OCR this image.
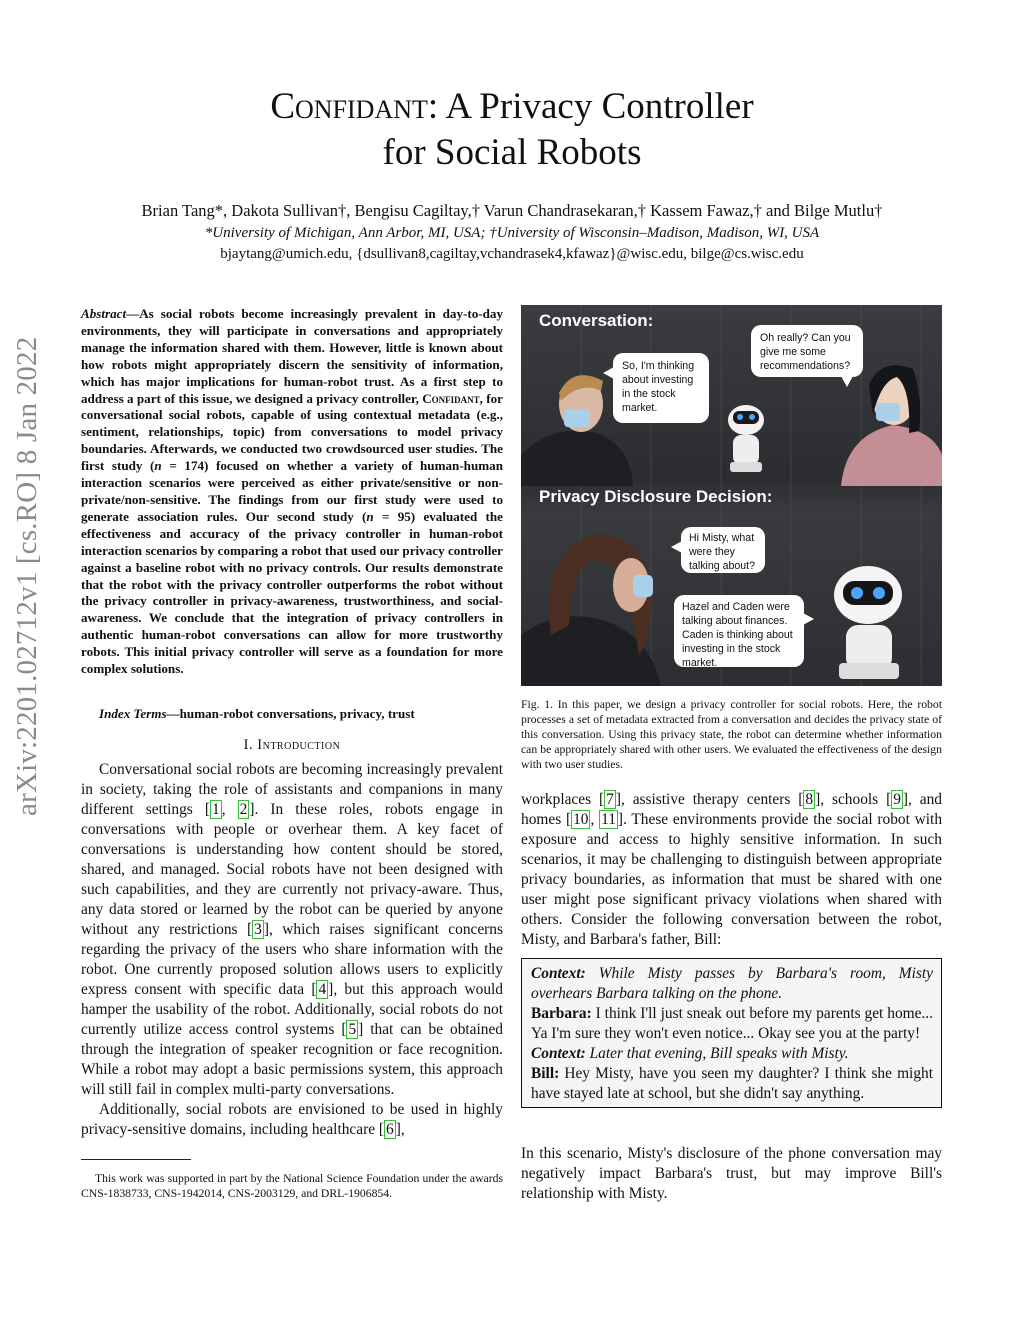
arXiv:2201.02712v1 [cs.RO] 8 Jan 2022
Confidant: A Privacy Controller
for Social Robots
Brian Tang*, Dakota Sullivan†, Bengisu Cagiltay,† Varun Chandrasekaran,† Kassem Fawaz,† and Bilge Mutlu†
*University of Michigan, Ann Arbor, MI, USA; †University of Wisconsin–Madison, Madison, WI, USA
bjaytang@umich.edu, {dsullivan8,cagiltay,vchandrasek4,kfawaz}@wisc.edu, bilge@cs.wisc.edu
Abstract—As social robots become increasingly prevalent in day-to-day environments, they will participate in conversations and appropriately manage the information shared with them. However, little is known about how robots might appropriately discern the sensitivity of information, which has major implications for human-robot trust. As a first step to address a part of this issue, we designed a privacy controller, Confidant, for conversational social robots, capable of using contextual metadata (e.g., sentiment, relationships, topic) from conversations to model privacy boundaries. Afterwards, we conducted two crowdsourced user studies. The first study (n = 174) focused on whether a variety of human-human interaction scenarios were perceived as either private/sensitive or non-private/non-sensitive. The findings from our first study were used to generate association rules. Our second study (n = 95) evaluated the effectiveness and accuracy of the privacy controller in human-robot interaction scenarios by comparing a robot that used our privacy controller against a baseline robot with no privacy controls. Our results demonstrate that the robot with the privacy controller outperforms the robot without the privacy controller in privacy-awareness, trustworthiness, and social-awareness. We conclude that the integration of privacy controllers in authentic human-robot conversations can allow for more trustworthy robots. This initial privacy controller will serve as a foundation for more complex solutions.
Index Terms—human-robot conversations, privacy, trust
I. Introduction

Conversational social robots are becoming increasingly prevalent in society, taking the role of assistants and companions in many different settings [ 1 , 2 ]. In these roles, robots engage in conversations with people or overhear them. A key facet of conversations is understanding how content should be stored, shared, and managed. Social robots have not been designed with such capabilities, and they are currently not privacy-aware. Thus, any data stored or learned by the robot can be queried by anyone without any restrictions [ 3 ], which raises significant concerns regarding the privacy of the users who share information with the robot. One currently proposed solution allows users to explicitly express consent with specific data [ 4 ], but this approach would hamper the usability of the robot. Additionally, social robots do not currently utilize access control systems [ 5 ] that can be obtained through the integration of speaker recognition or face recognition. While a robot may adopt a basic permissions system, this approach will still fail in complex multi-party conversations.

Additionally, social robots are envisioned to be used in highly privacy-sensitive domains, including healthcare [ 6 ],

This work was supported in part by the National Science Foundation under the awards CNS-1838733, CNS-1942014, CNS-2003129, and DRL-1906854.
Conversation:
Privacy Disclosure Decision:
So, I'm thinking about investing in the stock market.
Oh really? Can you give me some recommendations?
Hi Misty, what were they talking about?
Hazel and Caden were talking about finances. Caden is thinking about investing in the stock market.
Fig. 1. In this paper, we design a privacy controller for social robots. Here, the robot processes a set of metadata extracted from a conversation and decides the privacy state of this conversation. Using this privacy state, the robot can determine whether information can be appropriately shared with other users. We evaluated the effectiveness of the design with two user studies.

workplaces [ 7 ], assistive therapy centers [ 8 ], schools [ 9 ], and homes [ 10 , 11 ]. These environments provide the social robot with exposure and access to highly sensitive information. In such scenarios, it may be challenging to distinguish between appropriate privacy boundaries, as information that must be shared with one user might pose significant privacy violations when shared with others. Consider the following conversation between the robot, Misty, and Barbara's father, Bill:

Context: While Misty passes by Barbara's room, Misty overhears Barbara talking on the phone.
Barbara: I think I'll just sneak out before my parents get home... Ya I'm sure they won't even notice... Okay see you at the party!
Context: Later that evening, Bill speaks with Misty.
Bill: Hey Misty, have you seen my daughter? I think she might have stayed late at school, but she didn't say anything.

In this scenario, Misty's disclosure of the phone conversation may negatively impact Barbara's trust, but may improve Bill's relationship with Misty.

========================================================================

Extract every line above that contains the word "talking".

Hi Misty, what were they talking about?
Hazel and Caden were talking about finances. Caden is thinking about investing in the stock market.
Context: While Misty passes by Barbara's room, Misty overhears Barbara talking on the phone.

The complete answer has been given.